* **Halaman**:
Memburu laylatul qadr dengan memperhatikan tanda-tanda tertentu memang tidak salah. Ada banyak hadits yang dapat dijadikan referensi, meskipun tidak semua ulama ahli hadits menyepakati status kekuatan hadits tersebut. Ada banyak pula pendapat ulama yang menjelaskan tanda-tandanya yang dikaitkan dengan fenomena tertentu. Semua keterangan tersebut seharusnya dijadikan sebagai salah satu motivasi untuk mengintensifkan ibadah, bukan untuk memilih-milih kapan bisa dilakukan atau ditinggalkan.

* **Informasi yang Tersedia**:
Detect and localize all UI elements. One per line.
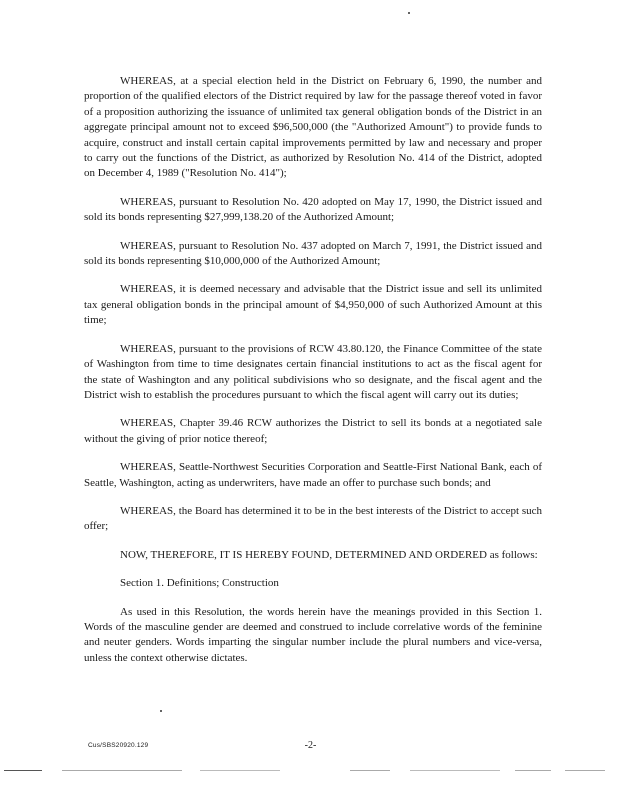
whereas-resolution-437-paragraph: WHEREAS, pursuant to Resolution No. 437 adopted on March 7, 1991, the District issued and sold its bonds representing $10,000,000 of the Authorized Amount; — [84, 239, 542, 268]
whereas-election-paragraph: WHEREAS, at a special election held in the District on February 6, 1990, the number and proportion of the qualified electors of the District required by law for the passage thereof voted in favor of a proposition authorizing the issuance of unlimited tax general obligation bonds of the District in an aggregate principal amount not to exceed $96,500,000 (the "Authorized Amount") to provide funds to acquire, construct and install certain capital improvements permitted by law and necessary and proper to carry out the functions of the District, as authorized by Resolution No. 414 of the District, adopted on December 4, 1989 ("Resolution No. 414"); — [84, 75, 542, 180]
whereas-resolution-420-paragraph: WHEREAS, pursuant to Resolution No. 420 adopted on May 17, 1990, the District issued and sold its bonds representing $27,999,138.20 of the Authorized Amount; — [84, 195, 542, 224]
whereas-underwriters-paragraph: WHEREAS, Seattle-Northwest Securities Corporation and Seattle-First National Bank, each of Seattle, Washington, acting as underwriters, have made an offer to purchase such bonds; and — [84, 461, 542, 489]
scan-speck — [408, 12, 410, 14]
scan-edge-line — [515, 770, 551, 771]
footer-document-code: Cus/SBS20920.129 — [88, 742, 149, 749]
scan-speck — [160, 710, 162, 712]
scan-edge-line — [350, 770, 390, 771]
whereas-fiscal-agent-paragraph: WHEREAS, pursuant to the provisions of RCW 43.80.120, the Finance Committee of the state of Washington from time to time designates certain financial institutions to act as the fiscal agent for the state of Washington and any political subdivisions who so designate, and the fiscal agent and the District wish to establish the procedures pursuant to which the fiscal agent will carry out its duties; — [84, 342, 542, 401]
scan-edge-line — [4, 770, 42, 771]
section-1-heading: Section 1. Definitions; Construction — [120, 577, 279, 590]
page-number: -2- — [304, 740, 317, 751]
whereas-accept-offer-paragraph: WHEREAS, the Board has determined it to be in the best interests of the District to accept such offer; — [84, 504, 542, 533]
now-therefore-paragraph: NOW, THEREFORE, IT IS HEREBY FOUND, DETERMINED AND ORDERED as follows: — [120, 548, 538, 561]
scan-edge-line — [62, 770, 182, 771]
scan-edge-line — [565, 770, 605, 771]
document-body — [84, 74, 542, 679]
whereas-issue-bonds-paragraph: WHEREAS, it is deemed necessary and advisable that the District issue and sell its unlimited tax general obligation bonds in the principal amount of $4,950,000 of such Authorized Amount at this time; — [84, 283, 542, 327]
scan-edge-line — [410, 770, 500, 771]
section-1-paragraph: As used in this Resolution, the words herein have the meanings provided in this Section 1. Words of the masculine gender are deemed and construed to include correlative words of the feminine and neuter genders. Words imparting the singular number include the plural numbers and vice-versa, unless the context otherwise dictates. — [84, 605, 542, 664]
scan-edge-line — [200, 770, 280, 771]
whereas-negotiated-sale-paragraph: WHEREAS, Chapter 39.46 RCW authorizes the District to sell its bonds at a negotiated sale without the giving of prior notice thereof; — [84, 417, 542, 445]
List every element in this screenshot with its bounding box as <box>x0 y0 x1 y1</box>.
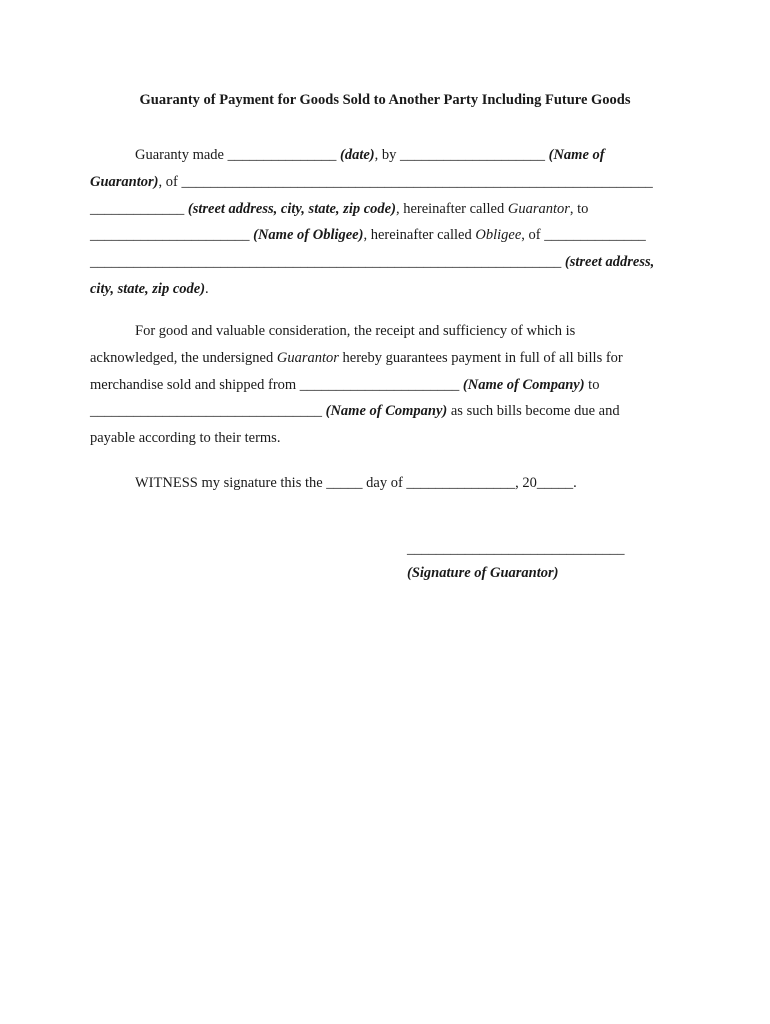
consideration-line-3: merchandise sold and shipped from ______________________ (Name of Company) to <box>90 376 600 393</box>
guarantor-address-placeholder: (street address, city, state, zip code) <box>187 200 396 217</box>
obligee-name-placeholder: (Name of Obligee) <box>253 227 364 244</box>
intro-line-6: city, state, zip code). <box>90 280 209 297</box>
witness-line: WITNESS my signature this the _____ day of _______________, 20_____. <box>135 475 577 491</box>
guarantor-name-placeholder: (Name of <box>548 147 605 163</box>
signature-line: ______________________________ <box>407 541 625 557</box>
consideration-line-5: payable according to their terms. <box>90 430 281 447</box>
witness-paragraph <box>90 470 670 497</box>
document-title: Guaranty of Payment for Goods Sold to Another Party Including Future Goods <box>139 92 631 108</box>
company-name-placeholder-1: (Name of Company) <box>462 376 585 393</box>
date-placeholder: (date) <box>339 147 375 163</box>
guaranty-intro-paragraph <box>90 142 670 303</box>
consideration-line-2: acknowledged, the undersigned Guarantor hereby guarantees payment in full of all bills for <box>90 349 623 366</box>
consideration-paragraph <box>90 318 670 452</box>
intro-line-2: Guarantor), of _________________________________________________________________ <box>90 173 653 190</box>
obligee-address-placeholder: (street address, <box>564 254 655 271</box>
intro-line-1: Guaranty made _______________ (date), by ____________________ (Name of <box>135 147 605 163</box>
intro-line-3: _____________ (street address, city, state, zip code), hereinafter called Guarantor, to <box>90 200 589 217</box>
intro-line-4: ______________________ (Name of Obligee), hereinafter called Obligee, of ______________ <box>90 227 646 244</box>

* **Soal**: Tulis semua kata kerja berawalan di- dalam teks tentang laylatul qadr. Kata yang muncul lebih dari sekali cukup ditulis sekali.

* **Jawaban**: dijadikan, dikaitkan, dilakukan, ditinggalkan